What this task involves
Answer with the number of lines in the listing below that contain the word "Historic", and nothing else.

(Dataset records)
^^^^^^^^^^^^^^^^

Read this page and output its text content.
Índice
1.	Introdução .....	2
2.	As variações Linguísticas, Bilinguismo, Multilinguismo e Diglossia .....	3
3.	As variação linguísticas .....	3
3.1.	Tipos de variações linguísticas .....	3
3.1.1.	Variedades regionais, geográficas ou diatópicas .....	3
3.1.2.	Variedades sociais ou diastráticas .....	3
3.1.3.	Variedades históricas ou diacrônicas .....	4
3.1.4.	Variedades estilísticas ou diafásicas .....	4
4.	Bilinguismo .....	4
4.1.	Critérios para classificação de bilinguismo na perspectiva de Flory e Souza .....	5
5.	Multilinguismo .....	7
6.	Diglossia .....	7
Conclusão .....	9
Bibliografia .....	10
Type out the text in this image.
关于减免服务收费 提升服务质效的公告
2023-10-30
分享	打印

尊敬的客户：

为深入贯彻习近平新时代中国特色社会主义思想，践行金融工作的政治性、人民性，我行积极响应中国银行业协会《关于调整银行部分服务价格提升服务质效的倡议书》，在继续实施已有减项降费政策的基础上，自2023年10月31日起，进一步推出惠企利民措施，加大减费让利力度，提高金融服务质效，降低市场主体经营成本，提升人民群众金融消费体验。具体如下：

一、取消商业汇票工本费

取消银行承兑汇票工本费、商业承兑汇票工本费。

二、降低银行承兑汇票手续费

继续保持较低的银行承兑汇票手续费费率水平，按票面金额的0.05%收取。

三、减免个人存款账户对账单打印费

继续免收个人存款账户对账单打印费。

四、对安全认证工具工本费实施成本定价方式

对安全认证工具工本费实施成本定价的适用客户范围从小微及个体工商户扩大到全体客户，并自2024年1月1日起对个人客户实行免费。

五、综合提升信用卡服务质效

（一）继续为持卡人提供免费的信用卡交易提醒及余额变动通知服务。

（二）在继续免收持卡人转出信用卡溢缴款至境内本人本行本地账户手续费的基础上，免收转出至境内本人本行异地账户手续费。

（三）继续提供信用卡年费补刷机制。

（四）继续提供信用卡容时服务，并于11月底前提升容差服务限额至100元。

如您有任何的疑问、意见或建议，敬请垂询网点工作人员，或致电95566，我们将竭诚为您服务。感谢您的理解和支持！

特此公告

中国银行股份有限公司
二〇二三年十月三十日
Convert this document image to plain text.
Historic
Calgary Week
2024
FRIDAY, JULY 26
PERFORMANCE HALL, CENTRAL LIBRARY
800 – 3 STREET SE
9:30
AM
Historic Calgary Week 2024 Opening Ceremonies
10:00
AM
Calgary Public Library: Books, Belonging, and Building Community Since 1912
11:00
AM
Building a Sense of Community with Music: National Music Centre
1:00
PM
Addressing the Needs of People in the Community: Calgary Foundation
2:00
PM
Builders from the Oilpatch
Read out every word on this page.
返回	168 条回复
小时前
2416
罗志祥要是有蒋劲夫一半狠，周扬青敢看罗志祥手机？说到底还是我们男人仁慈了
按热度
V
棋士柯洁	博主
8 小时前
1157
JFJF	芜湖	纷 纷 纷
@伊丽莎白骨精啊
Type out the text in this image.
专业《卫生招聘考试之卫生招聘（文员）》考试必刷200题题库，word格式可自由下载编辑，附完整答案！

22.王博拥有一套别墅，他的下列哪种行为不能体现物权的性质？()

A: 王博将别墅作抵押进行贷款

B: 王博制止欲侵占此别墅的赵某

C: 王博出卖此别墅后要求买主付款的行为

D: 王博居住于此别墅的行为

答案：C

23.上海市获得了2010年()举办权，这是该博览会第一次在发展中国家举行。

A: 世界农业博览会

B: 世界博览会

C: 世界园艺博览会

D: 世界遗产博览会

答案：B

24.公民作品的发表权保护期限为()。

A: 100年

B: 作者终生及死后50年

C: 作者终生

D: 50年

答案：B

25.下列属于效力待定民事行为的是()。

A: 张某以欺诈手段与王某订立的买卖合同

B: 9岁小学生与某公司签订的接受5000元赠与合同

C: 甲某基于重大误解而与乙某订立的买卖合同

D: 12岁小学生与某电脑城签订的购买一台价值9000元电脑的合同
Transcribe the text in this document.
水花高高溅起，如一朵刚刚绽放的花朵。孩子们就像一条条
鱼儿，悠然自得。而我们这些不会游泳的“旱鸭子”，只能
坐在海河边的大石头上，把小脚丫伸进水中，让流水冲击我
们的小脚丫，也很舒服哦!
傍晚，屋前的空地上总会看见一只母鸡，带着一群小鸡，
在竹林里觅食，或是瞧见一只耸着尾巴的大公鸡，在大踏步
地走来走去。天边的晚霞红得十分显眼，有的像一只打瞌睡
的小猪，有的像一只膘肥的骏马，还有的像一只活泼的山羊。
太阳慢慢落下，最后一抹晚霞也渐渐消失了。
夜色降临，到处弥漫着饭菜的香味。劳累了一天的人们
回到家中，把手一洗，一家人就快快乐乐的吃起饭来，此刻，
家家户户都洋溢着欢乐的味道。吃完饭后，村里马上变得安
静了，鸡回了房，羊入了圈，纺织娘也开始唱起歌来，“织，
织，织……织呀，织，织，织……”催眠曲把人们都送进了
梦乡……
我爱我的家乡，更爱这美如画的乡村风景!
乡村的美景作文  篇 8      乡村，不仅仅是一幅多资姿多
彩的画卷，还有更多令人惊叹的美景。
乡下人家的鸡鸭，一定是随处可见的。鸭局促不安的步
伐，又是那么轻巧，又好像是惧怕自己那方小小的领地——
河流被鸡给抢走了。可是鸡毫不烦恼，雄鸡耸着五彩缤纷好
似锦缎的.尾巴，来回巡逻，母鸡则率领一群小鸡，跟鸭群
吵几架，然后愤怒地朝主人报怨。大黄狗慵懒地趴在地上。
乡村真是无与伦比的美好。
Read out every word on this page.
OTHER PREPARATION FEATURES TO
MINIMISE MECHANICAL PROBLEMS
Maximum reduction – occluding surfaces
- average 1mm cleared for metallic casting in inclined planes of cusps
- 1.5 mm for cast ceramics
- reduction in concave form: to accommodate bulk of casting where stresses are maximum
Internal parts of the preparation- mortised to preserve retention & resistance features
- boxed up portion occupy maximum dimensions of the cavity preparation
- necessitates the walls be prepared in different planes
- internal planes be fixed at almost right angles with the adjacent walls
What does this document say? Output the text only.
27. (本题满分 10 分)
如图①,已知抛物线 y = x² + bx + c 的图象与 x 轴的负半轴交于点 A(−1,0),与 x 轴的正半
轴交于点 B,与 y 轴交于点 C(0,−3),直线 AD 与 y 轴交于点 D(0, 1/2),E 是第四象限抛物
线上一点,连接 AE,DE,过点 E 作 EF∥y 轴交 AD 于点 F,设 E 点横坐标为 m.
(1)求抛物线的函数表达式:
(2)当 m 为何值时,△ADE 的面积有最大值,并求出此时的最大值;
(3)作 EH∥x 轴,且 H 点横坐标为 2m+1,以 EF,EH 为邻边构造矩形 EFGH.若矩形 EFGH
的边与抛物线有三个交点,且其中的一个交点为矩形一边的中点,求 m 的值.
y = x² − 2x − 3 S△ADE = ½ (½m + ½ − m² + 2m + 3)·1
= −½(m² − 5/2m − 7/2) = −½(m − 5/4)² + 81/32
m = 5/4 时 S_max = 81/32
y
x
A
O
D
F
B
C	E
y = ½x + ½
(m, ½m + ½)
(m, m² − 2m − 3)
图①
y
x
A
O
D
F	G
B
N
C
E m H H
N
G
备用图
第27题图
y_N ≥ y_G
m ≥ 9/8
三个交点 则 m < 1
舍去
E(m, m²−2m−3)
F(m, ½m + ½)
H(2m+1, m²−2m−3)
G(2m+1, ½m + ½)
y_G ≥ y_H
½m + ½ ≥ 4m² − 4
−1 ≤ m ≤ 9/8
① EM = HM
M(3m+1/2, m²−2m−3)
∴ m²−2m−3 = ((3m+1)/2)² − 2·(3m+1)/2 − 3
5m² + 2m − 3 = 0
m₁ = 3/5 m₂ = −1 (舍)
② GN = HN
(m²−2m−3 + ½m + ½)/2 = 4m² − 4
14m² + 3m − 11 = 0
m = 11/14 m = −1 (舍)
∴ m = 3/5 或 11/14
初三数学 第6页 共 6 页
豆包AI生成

^^^^^^^^^^^^^^^^

Exercise solution
2